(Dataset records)
· · · · · · ·

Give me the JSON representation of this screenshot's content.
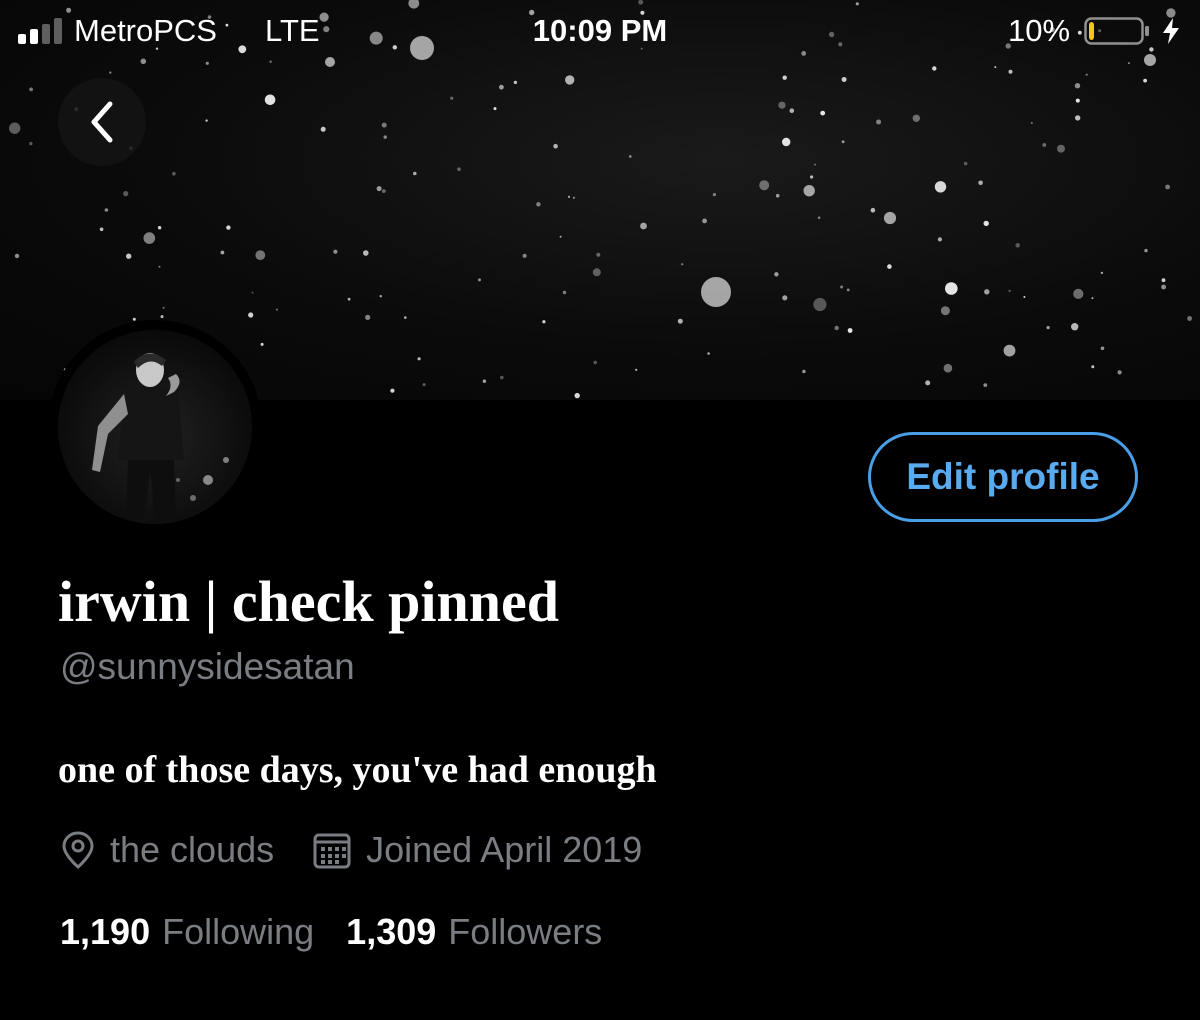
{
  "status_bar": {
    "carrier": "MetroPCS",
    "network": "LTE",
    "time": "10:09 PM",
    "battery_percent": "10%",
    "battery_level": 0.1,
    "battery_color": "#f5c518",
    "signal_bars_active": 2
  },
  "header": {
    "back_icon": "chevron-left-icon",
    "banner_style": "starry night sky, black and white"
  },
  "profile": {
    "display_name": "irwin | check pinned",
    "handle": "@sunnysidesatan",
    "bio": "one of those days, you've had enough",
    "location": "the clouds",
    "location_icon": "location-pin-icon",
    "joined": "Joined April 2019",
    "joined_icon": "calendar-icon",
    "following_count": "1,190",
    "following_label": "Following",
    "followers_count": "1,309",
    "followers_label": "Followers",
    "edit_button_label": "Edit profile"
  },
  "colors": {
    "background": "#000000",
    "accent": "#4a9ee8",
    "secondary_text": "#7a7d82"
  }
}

· · · · · · ·

**Problem requirements:**
Write out each entry exactly as given, omitting any picture.

**Final result:**
Give me the JSON representation of this screenshot's content.
{
  "status_bar": {
    "carrier": "MetroPCS",
    "network": "LTE",
    "time": "10:09 PM",
    "battery_percent": "10%",
    "battery_level": 0.1,
    "battery_color": "#f5c518",
    "signal_bars_active": 2
  },
  "header": {
    "back_icon": "chevron-left-icon",
    "banner_style": "starry night sky, black and white"
  },
  "profile": {
    "display_name": "irwin | check pinned",
    "handle": "@sunnysidesatan",
    "bio": "one of those days, you've had enough",
    "location": "the clouds",
    "location_icon": "location-pin-icon",
    "joined": "Joined April 2019",
    "joined_icon": "calendar-icon",
    "following_count": "1,190",
    "following_label": "Following",
    "followers_count": "1,309",
    "followers_label": "Followers",
    "edit_button_label": "Edit profile"
  },
  "colors": {
    "background": "#000000",
    "accent": "#4a9ee8",
    "secondary_text": "#7a7d82"
  }
}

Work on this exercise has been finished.